▶ _THE EXERCISE_: Rewrite the rows that begin at the line containing "For every button, label, input, icon, or" and stop after the line containing "Ellipse shape — [589, 94, 605, 112]", replacing "Circle shape" with "Round marker" everywhere and changing nothing else. Give only those rows, and leave the picture out.

▶ _GIVEN RECORDS_:
==============================

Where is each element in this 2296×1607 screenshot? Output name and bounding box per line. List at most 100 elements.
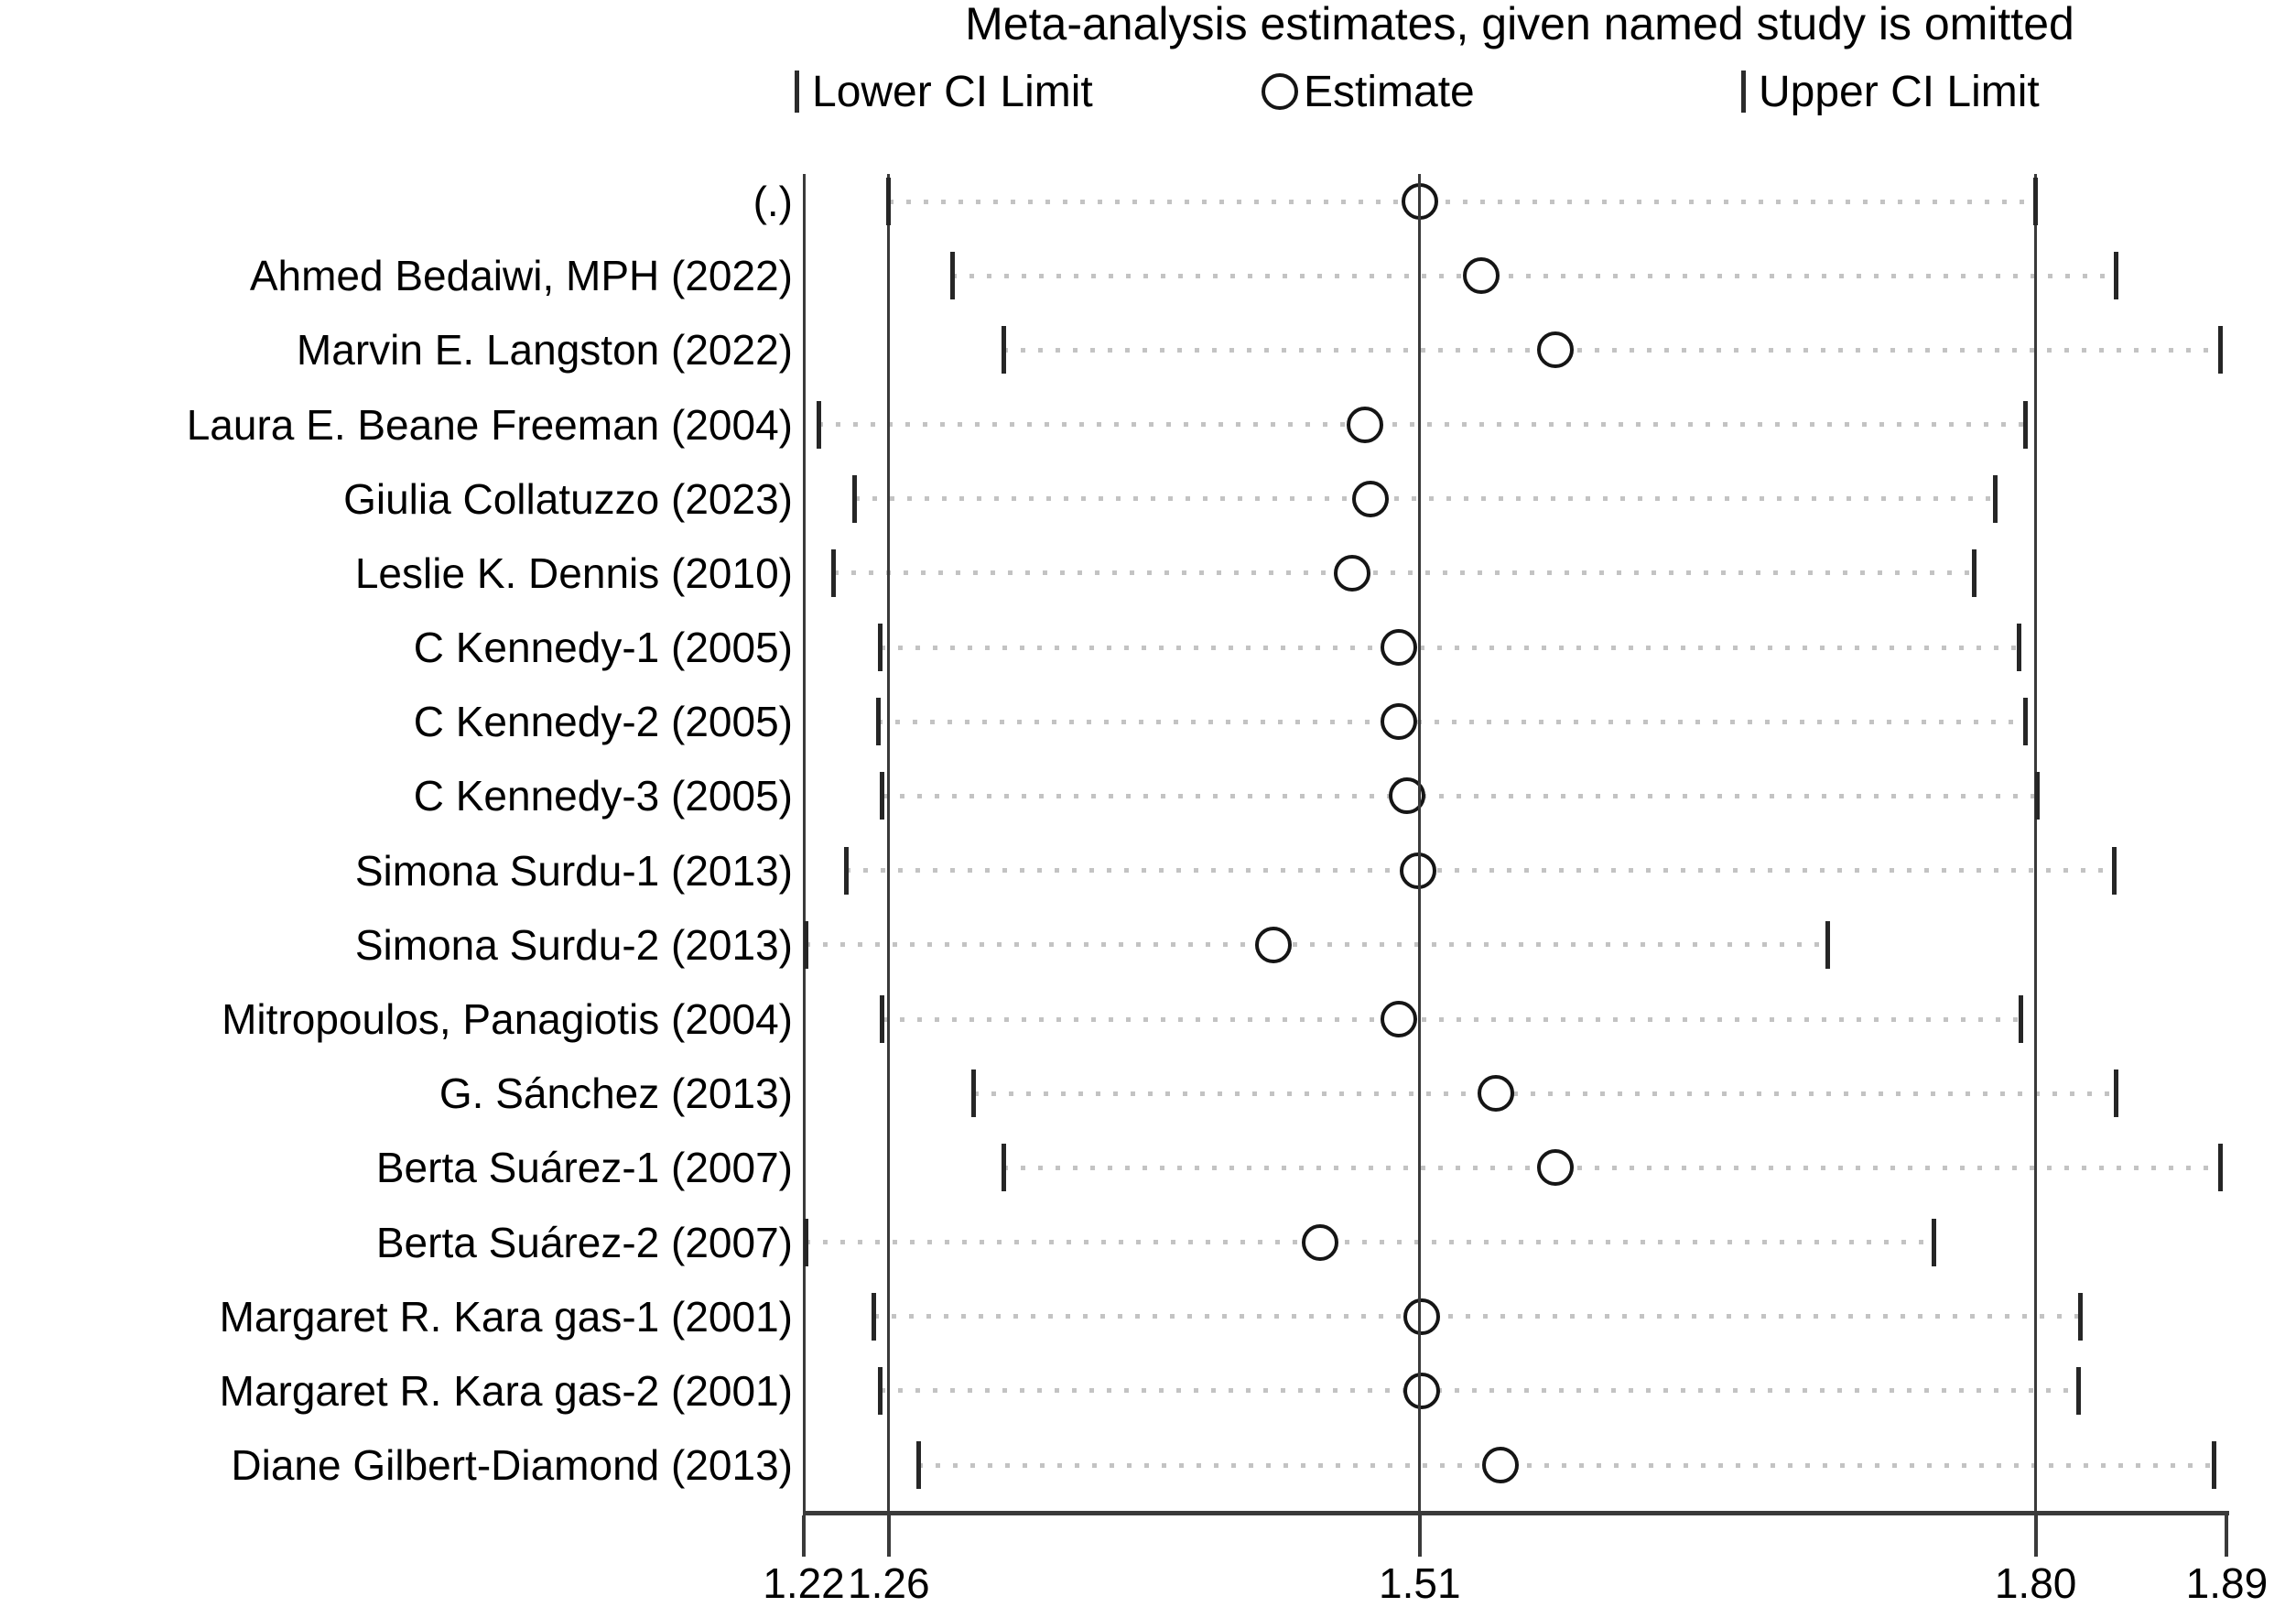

==============================

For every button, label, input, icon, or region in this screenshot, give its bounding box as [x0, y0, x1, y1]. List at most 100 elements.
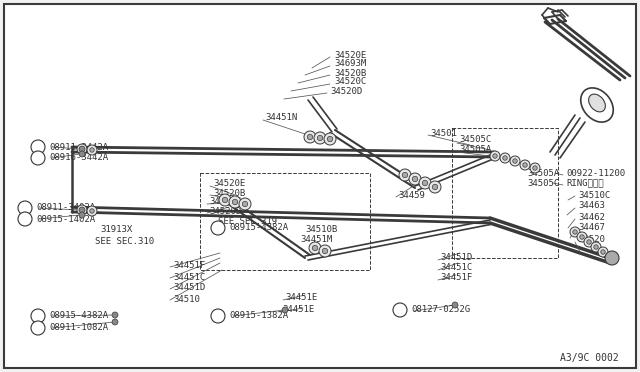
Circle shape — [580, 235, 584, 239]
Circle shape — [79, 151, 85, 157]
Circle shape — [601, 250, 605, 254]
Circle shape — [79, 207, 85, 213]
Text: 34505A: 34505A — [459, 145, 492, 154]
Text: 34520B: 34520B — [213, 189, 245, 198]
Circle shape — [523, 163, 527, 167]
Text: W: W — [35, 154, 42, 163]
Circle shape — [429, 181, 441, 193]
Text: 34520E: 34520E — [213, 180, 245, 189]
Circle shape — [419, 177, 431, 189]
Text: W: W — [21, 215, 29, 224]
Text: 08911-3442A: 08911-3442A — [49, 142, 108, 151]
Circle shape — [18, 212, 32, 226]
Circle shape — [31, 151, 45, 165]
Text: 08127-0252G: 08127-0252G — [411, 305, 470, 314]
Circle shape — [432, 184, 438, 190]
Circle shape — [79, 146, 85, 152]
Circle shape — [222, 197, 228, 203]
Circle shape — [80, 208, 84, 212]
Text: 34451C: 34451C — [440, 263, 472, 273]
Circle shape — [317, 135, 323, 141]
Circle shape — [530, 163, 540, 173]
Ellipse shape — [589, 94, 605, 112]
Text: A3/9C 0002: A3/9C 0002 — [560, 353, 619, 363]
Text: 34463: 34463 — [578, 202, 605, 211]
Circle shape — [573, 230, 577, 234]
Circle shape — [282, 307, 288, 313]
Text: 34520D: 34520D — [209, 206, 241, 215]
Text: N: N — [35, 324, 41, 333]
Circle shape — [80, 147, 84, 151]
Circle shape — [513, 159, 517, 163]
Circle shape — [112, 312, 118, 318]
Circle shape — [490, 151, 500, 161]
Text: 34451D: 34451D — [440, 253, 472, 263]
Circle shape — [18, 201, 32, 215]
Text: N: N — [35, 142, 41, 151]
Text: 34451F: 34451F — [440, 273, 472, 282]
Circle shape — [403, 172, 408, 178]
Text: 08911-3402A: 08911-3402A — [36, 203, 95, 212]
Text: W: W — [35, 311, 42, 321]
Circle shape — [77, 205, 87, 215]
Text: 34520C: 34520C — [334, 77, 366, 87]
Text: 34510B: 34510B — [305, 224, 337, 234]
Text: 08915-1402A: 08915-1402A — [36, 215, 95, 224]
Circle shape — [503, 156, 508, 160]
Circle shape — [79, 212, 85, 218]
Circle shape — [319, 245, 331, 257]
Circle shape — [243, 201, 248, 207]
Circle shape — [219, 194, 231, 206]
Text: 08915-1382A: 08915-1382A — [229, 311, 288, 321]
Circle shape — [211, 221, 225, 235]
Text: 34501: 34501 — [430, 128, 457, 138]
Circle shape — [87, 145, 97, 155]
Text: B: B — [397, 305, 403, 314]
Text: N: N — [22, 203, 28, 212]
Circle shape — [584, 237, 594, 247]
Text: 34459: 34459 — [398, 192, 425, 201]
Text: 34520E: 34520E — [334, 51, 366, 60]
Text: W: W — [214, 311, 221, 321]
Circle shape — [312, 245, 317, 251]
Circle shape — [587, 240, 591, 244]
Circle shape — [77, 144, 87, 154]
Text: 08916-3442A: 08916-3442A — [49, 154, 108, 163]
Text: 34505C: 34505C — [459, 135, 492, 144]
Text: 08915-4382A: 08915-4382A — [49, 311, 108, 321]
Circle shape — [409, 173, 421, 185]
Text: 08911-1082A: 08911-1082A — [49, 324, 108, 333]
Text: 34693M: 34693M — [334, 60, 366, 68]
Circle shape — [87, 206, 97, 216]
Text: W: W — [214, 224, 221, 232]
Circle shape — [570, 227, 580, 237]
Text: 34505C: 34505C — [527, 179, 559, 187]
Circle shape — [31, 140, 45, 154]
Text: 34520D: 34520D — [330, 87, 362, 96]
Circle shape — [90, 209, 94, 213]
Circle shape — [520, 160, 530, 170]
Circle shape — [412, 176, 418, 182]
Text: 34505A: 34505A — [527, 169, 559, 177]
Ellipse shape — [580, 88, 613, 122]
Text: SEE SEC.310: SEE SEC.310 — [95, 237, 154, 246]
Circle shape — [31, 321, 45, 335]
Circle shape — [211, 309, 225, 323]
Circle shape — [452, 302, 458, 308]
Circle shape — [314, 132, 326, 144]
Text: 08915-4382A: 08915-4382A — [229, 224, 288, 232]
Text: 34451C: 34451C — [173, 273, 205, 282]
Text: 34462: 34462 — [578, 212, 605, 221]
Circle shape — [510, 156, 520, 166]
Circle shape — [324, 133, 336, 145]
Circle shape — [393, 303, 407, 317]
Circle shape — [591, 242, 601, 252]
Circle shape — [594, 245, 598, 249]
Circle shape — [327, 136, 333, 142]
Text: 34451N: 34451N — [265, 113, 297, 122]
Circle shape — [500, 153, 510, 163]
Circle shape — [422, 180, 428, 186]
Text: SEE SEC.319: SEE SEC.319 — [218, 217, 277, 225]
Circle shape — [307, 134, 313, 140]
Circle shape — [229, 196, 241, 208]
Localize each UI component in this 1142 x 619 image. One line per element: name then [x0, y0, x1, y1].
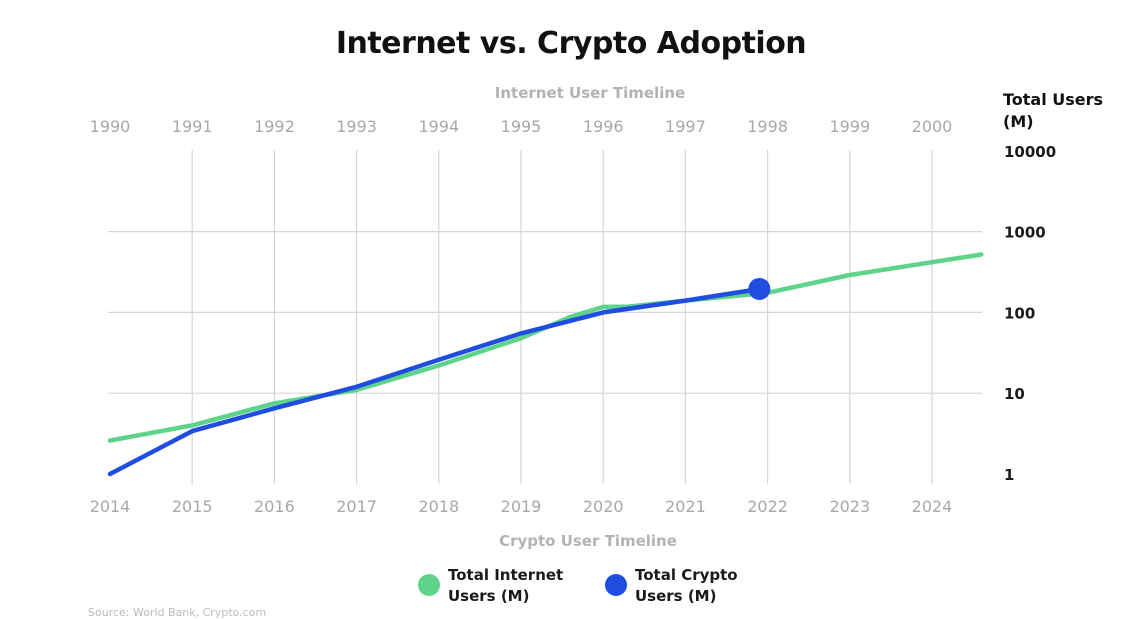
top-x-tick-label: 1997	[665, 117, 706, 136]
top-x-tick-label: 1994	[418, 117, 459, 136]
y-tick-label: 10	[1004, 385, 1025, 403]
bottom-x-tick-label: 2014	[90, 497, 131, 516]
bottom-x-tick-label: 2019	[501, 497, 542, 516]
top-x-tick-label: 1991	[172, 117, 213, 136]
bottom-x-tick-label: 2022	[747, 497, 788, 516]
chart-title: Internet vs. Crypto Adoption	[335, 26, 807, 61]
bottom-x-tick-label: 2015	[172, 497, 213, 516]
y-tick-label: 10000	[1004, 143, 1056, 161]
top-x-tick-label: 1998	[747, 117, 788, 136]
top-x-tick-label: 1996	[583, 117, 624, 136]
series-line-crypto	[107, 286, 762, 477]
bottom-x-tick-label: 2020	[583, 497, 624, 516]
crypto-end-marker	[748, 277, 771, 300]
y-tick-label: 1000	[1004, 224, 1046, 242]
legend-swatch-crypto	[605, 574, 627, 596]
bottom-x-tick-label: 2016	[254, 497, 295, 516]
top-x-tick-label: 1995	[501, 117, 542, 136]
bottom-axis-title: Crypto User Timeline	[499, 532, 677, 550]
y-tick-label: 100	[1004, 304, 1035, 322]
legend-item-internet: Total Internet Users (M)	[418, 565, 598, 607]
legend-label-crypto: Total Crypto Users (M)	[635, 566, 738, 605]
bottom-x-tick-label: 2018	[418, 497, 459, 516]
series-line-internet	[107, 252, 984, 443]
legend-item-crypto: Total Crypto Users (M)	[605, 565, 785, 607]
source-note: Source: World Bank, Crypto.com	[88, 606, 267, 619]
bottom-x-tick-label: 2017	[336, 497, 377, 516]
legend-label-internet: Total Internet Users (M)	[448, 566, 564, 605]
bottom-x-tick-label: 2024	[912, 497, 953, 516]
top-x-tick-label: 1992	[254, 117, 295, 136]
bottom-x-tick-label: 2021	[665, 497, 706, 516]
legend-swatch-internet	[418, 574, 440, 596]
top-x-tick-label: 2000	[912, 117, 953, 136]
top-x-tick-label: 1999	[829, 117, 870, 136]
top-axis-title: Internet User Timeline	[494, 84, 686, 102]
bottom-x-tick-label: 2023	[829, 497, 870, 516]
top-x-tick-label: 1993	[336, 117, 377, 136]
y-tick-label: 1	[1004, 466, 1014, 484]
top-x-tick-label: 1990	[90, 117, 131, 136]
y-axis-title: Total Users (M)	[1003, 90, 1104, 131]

==============================

▶ _FINISHED ANSWER_:
For every button, label, input, icon, or region in this screenshot, give its bounding box as [x0, y0, x1, y1]. List at most 100 elements.
Round marker — [580, 235, 584, 239]
Round marker — [79, 151, 85, 157]
Round marker — [601, 250, 605, 254]
Round marker — [79, 207, 85, 213]
Text: 34505A: 34505A — [459, 145, 492, 154]
Text: 34520B: 34520B — [213, 189, 245, 198]
Round marker — [523, 163, 527, 167]
Text: W: W — [35, 154, 42, 163]
Round marker — [429, 181, 441, 193]
Text: 34520E: 34520E — [213, 180, 245, 189]
Round marker — [419, 177, 431, 189]
Text: W: W — [21, 215, 29, 224]
Text: 08911-3442A: 08911-3442A — [49, 142, 108, 151]
Round marker — [18, 212, 32, 226]
Round marker — [31, 151, 45, 165]
Text: 08127-0252G: 08127-0252G — [411, 305, 470, 314]
Round marker — [432, 184, 438, 190]
Round marker — [79, 146, 85, 152]
Round marker — [222, 197, 228, 203]
Round marker — [80, 208, 84, 212]
Text: 34451C: 34451C — [440, 263, 472, 273]
Round marker — [317, 135, 323, 141]
Round marker — [530, 163, 540, 173]
Ellipse shape — [589, 94, 605, 112]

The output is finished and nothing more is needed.